▶ **EXERCISE GOAL**: Each record below should appear again exactly as written.

▶ **PROVIDED RECORDS**:
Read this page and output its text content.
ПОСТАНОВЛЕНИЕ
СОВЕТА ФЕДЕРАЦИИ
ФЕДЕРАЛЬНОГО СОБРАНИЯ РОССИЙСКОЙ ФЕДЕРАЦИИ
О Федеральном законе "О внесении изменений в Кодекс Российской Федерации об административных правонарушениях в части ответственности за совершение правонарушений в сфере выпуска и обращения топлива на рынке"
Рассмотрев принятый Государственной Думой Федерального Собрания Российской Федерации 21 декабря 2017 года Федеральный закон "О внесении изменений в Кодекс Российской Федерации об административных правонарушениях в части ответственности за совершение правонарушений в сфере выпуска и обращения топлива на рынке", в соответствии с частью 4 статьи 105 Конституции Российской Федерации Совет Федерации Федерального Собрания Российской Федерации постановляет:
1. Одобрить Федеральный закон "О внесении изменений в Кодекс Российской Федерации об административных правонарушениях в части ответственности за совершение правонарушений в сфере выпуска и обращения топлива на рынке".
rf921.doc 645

▶ **SOLUTION FOR THIS TASK**:
Read this page and output its text content.
ПОСТАНОВЛЕНИЕ
СОВЕТА ФЕДЕРАЦИИ
ФЕДЕРАЛЬНОГО СОБРАНИЯ РОССИЙСКОЙ ФЕДЕРАЦИИ
О Федеральном законе "О внесении изменений в Кодекс Российской Федерации об административных правонарушениях в части ответственности за совершение правонарушений в сфере выпуска и обращения топлива на рынке"
Рассмотрев принятый Государственной Думой Федерального Собрания Российской Федерации 21 декабря 2017 года Федеральный закон "О внесении изменений в Кодекс Российской Федерации об административных правонарушениях в части ответственности за совершение правонарушений в сфере выпуска и обращения топлива на рынке", в соответствии с частью 4 статьи 105 Конституции Российской Федерации Совет Федерации Федерального Собрания Российской Федерации постановляет:
1. Одобрить Федеральный закон "О внесении изменений в Кодекс Российской Федерации об административных правонарушениях в части ответственности за совершение правонарушений в сфере выпуска и обращения топлива на рынке".
rf921.doc 645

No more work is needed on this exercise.